Drop the pictures, then extract the listing word for word.

▬▬▬▬▬▬

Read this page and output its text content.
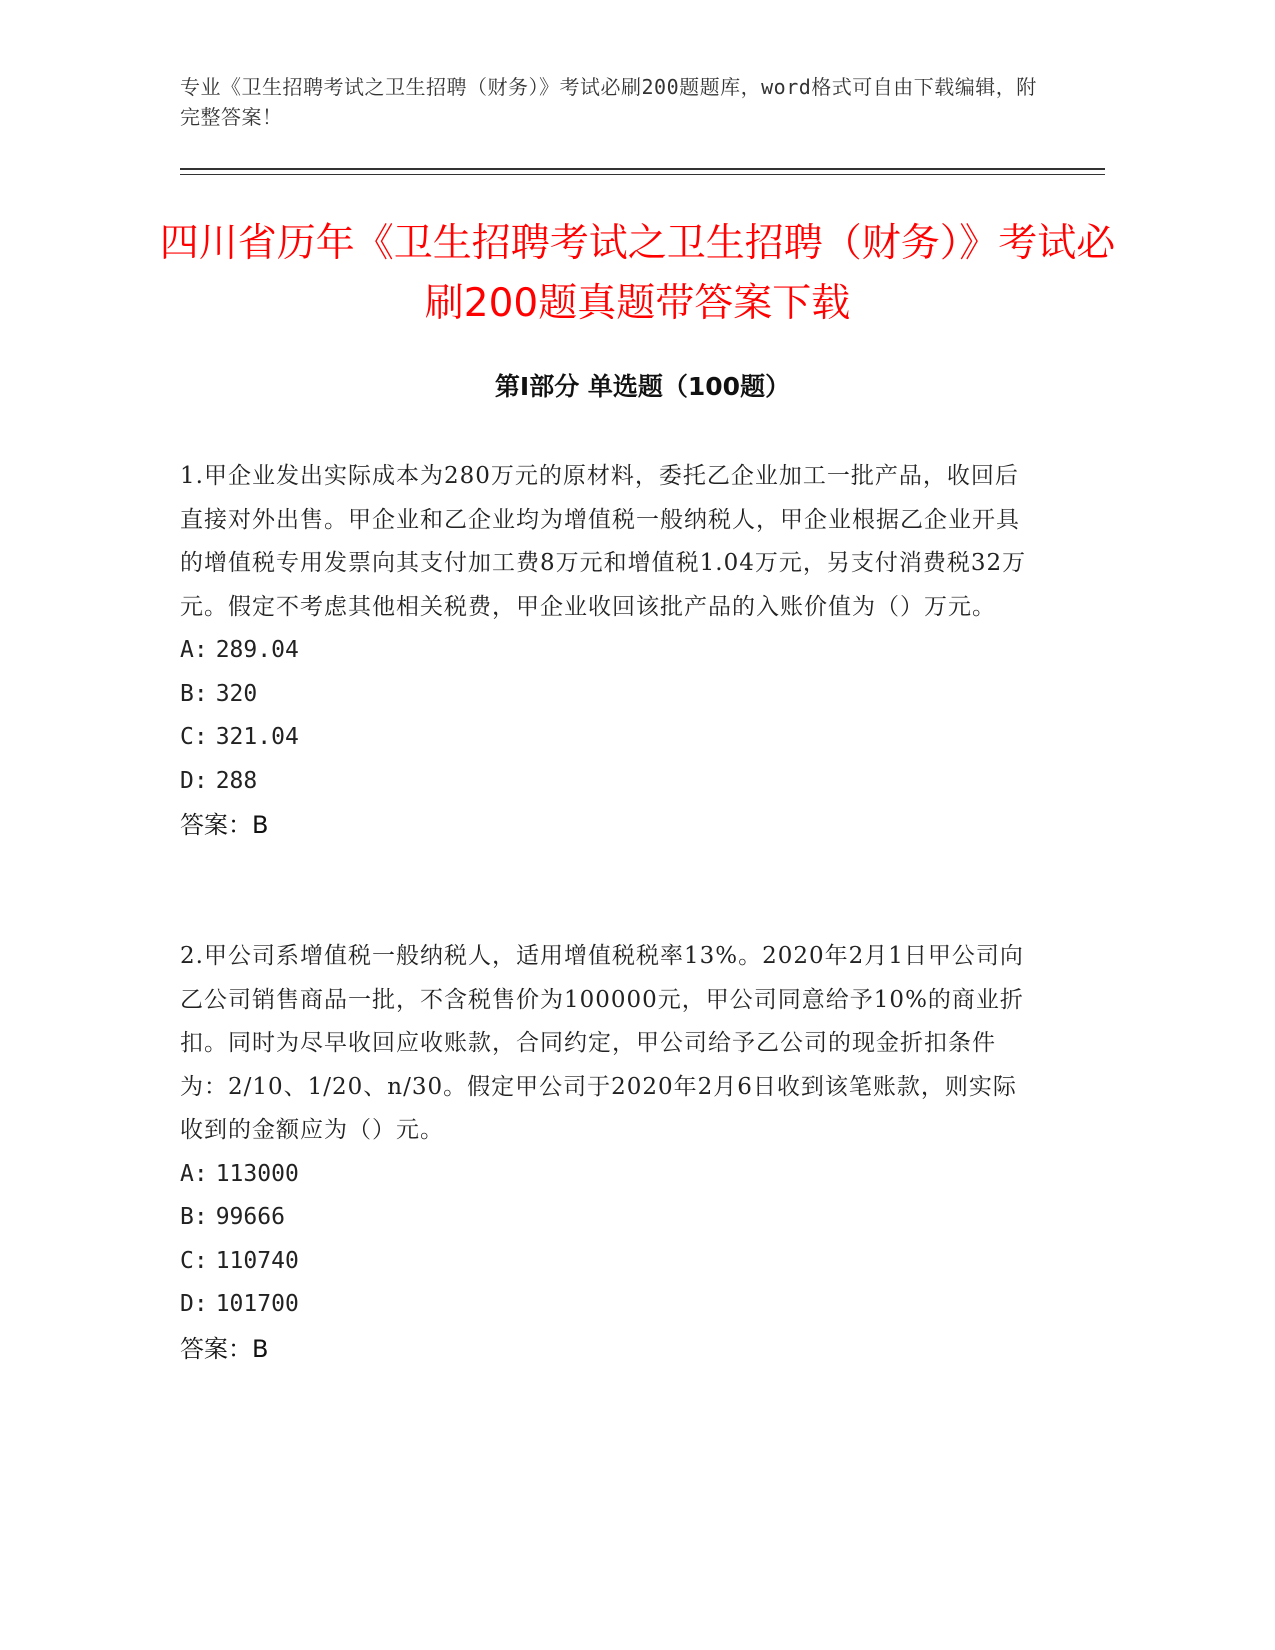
专业《卫生招聘考试之卫生招聘（财务）》考试必刷200题题库，word格式可自由下载编辑，附完整答案！
四川省历年《卫生招聘考试之卫生招聘（财务）》考试必刷200题真题带答案下载
第Ⅰ部分 单选题（100题）

1.甲企业发出实际成本为280万元的原材料，委托乙企业加工一批产品，收回后直接对外出售。甲企业和乙企业均为增值税一般纳税人，甲企业根据乙企业开具的增值税专用发票向其支付加工费8万元和增值税1.04万元，另支付消费税32万元。假定不考虑其他相关税费，甲企业收回该批产品的入账价值为（）万元。

A: 289.04

B: 320

C: 321.04

D: 288

答案：B

2.甲公司系增值税一般纳税人，适用增值税税率13%。2020年2月1日甲公司向乙公司销售商品一批，不含税售价为100000元，甲公司同意给予10%的商业折扣。同时为尽早收回应收账款，合同约定，甲公司给予乙公司的现金折扣条件为：2/10、1/20、n/30。假定甲公司于2020年2月6日收到该笔账款，则实际收到的金额应为（）元。

A: 113000

B: 99666

C: 110740

D: 101700

答案：B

▬▬▬▬▬▬

Full output —
Read this page and output its text content.
专业《卫生招聘考试之卫生招聘（财务）》考试必刷200题题库，word格式可自由下载编辑，附完整答案！
四川省历年《卫生招聘考试之卫生招聘（财务）》考试必刷200题真题带答案下载
第Ⅰ部分 单选题（100题）

1.甲企业发出实际成本为280万元的原材料，委托乙企业加工一批产品，收回后直接对外出售。甲企业和乙企业均为增值税一般纳税人，甲企业根据乙企业开具的增值税专用发票向其支付加工费8万元和增值税1.04万元，另支付消费税32万元。假定不考虑其他相关税费，甲企业收回该批产品的入账价值为（）万元。

A: 289.04

B: 320

C: 321.04

D: 288

答案：B

2.甲公司系增值税一般纳税人，适用增值税税率13%。2020年2月1日甲公司向乙公司销售商品一批，不含税售价为100000元，甲公司同意给予10%的商业折扣。同时为尽早收回应收账款，合同约定，甲公司给予乙公司的现金折扣条件为：2/10、1/20、n/30。假定甲公司于2020年2月6日收到该笔账款，则实际收到的金额应为（）元。

A: 113000

B: 99666

C: 110740

D: 101700

答案：B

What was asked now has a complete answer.